> [Set task]: Retype every entry below character for character, changing nothing on any line.

> [Records provided]:

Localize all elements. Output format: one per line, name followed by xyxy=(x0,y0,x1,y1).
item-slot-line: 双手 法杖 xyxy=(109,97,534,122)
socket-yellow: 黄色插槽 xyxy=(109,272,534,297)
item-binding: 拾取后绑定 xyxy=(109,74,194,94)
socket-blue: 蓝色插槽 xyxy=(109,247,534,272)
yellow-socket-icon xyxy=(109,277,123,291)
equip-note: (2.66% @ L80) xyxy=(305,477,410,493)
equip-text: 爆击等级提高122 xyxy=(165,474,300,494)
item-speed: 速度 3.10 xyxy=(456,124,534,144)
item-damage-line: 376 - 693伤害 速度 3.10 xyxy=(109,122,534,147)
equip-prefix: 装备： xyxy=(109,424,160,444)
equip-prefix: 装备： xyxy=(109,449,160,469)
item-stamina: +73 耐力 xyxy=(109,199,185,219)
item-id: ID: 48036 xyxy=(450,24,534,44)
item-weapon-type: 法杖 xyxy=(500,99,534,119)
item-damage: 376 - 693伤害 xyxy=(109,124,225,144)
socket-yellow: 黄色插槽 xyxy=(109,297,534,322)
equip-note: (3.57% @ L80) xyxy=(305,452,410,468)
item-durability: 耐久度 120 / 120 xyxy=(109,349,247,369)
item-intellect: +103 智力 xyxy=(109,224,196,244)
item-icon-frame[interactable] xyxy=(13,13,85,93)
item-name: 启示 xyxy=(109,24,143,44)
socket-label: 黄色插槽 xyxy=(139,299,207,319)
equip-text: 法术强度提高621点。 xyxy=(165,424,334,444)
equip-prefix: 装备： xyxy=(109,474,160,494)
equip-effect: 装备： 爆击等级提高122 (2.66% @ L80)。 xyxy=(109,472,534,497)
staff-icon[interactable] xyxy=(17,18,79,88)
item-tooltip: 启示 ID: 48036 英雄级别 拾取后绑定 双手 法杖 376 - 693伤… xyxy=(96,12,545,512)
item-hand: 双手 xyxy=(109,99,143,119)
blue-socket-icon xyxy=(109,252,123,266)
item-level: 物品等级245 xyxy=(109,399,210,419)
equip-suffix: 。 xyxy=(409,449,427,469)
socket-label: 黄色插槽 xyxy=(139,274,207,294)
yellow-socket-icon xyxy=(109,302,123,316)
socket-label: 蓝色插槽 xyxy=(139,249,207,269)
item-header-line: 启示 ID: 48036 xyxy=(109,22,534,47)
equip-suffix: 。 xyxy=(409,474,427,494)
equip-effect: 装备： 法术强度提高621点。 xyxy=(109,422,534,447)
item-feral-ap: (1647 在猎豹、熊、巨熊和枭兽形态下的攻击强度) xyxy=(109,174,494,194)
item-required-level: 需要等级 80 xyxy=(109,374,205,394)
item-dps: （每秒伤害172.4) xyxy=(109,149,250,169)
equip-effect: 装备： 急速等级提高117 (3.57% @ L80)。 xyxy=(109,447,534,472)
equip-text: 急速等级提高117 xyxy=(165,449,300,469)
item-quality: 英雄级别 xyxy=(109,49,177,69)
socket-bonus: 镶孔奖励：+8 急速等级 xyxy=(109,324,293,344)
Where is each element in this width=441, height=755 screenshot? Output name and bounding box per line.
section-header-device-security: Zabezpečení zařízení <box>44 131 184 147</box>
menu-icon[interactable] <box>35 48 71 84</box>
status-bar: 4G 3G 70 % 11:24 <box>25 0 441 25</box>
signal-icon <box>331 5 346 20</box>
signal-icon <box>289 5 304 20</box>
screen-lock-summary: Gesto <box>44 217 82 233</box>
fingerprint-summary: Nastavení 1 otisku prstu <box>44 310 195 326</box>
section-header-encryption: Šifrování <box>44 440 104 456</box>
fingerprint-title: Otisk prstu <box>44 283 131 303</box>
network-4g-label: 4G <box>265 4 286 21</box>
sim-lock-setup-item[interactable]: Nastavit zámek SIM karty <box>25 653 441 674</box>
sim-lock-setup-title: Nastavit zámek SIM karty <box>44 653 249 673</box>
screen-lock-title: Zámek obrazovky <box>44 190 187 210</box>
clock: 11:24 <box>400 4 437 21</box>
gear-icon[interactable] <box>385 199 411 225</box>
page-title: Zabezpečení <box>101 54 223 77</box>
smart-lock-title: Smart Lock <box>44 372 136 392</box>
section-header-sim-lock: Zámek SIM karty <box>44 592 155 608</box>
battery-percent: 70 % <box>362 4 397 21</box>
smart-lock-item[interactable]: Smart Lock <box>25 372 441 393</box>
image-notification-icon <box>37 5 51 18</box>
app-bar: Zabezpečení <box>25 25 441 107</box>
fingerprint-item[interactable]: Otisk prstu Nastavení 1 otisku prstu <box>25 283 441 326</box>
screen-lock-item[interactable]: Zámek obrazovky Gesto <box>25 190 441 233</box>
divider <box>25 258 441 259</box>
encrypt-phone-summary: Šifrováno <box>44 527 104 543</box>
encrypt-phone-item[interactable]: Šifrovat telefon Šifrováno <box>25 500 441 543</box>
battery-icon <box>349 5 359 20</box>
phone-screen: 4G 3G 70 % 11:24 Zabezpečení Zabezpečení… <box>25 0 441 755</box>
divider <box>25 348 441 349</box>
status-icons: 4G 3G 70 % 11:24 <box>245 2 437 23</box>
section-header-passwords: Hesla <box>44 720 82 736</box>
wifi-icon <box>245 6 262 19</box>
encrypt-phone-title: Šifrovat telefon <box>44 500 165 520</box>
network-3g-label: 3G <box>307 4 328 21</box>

> [Task solution]:
Localize all elements. Output format: one per line, name followed by xyxy=(x0,y0,x1,y1).
item-slot-line: 双手 法杖 xyxy=(109,97,534,122)
socket-yellow: 黄色插槽 xyxy=(109,272,534,297)
item-binding: 拾取后绑定 xyxy=(109,74,194,94)
socket-blue: 蓝色插槽 xyxy=(109,247,534,272)
yellow-socket-icon xyxy=(109,277,123,291)
equip-note: (2.66% @ L80) xyxy=(305,477,410,493)
equip-text: 爆击等级提高122 xyxy=(165,474,300,494)
item-speed: 速度 3.10 xyxy=(456,124,534,144)
item-damage-line: 376 - 693伤害 速度 3.10 xyxy=(109,122,534,147)
equip-prefix: 装备： xyxy=(109,424,160,444)
equip-prefix: 装备： xyxy=(109,449,160,469)
item-stamina: +73 耐力 xyxy=(109,199,185,219)
item-id: ID: 48036 xyxy=(450,24,534,44)
item-weapon-type: 法杖 xyxy=(500,99,534,119)
item-damage: 376 - 693伤害 xyxy=(109,124,225,144)
socket-yellow: 黄色插槽 xyxy=(109,297,534,322)
equip-note: (3.57% @ L80) xyxy=(305,452,410,468)
item-durability: 耐久度 120 / 120 xyxy=(109,349,247,369)
item-intellect: +103 智力 xyxy=(109,224,196,244)
item-icon-frame[interactable] xyxy=(13,13,85,93)
item-name: 启示 xyxy=(109,24,143,44)
socket-label: 黄色插槽 xyxy=(139,299,207,319)
equip-text: 法术强度提高621点。 xyxy=(165,424,334,444)
equip-prefix: 装备： xyxy=(109,474,160,494)
equip-effect: 装备： 爆击等级提高122 (2.66% @ L80)。 xyxy=(109,472,534,497)
staff-icon[interactable] xyxy=(17,18,79,88)
item-tooltip: 启示 ID: 48036 英雄级别 拾取后绑定 双手 法杖 376 - 693伤… xyxy=(96,12,545,512)
item-hand: 双手 xyxy=(109,99,143,119)
blue-socket-icon xyxy=(109,252,123,266)
item-level: 物品等级245 xyxy=(109,399,210,419)
equip-suffix: 。 xyxy=(409,449,427,469)
socket-label: 黄色插槽 xyxy=(139,274,207,294)
yellow-socket-icon xyxy=(109,302,123,316)
socket-label: 蓝色插槽 xyxy=(139,249,207,269)
item-header-line: 启示 ID: 48036 xyxy=(109,22,534,47)
equip-suffix: 。 xyxy=(409,474,427,494)
equip-effect: 装备： 法术强度提高621点。 xyxy=(109,422,534,447)
item-feral-ap: (1647 在猎豹、熊、巨熊和枭兽形态下的攻击强度) xyxy=(109,174,494,194)
item-required-level: 需要等级 80 xyxy=(109,374,205,394)
item-dps: （每秒伤害172.4) xyxy=(109,149,250,169)
equip-effect: 装备： 急速等级提高117 (3.57% @ L80)。 xyxy=(109,447,534,472)
equip-text: 急速等级提高117 xyxy=(165,449,300,469)
item-quality: 英雄级别 xyxy=(109,49,177,69)
socket-bonus: 镶孔奖励：+8 急速等级 xyxy=(109,324,293,344)
Where is each element in this width=441, height=755 screenshot? Output name and bounding box per line.
section-header-device-security: Zabezpečení zařízení <box>44 131 184 147</box>
menu-icon[interactable] <box>35 48 71 84</box>
status-bar: 4G 3G 70 % 11:24 <box>25 0 441 25</box>
signal-icon <box>331 5 346 20</box>
signal-icon <box>289 5 304 20</box>
screen-lock-summary: Gesto <box>44 217 82 233</box>
fingerprint-summary: Nastavení 1 otisku prstu <box>44 310 195 326</box>
section-header-encryption: Šifrování <box>44 440 104 456</box>
fingerprint-title: Otisk prstu <box>44 283 131 303</box>
network-4g-label: 4G <box>265 4 286 21</box>
sim-lock-setup-item[interactable]: Nastavit zámek SIM karty <box>25 653 441 674</box>
sim-lock-setup-title: Nastavit zámek SIM karty <box>44 653 249 673</box>
screen-lock-title: Zámek obrazovky <box>44 190 187 210</box>
clock: 11:24 <box>400 4 437 21</box>
gear-icon[interactable] <box>385 199 411 225</box>
page-title: Zabezpečení <box>101 54 223 77</box>
smart-lock-title: Smart Lock <box>44 372 136 392</box>
section-header-sim-lock: Zámek SIM karty <box>44 592 155 608</box>
battery-percent: 70 % <box>362 4 397 21</box>
smart-lock-item[interactable]: Smart Lock <box>25 372 441 393</box>
image-notification-icon <box>37 5 51 18</box>
app-bar: Zabezpečení <box>25 25 441 107</box>
fingerprint-item[interactable]: Otisk prstu Nastavení 1 otisku prstu <box>25 283 441 326</box>
screen-lock-item[interactable]: Zámek obrazovky Gesto <box>25 190 441 233</box>
divider <box>25 258 441 259</box>
encrypt-phone-summary: Šifrováno <box>44 527 104 543</box>
encrypt-phone-item[interactable]: Šifrovat telefon Šifrováno <box>25 500 441 543</box>
battery-icon <box>349 5 359 20</box>
phone-screen: 4G 3G 70 % 11:24 Zabezpečení Zabezpečení… <box>25 0 441 755</box>
divider <box>25 348 441 349</box>
status-icons: 4G 3G 70 % 11:24 <box>245 2 437 23</box>
section-header-passwords: Hesla <box>44 720 82 736</box>
wifi-icon <box>245 6 262 19</box>
encrypt-phone-title: Šifrovat telefon <box>44 500 165 520</box>
network-3g-label: 3G <box>307 4 328 21</box>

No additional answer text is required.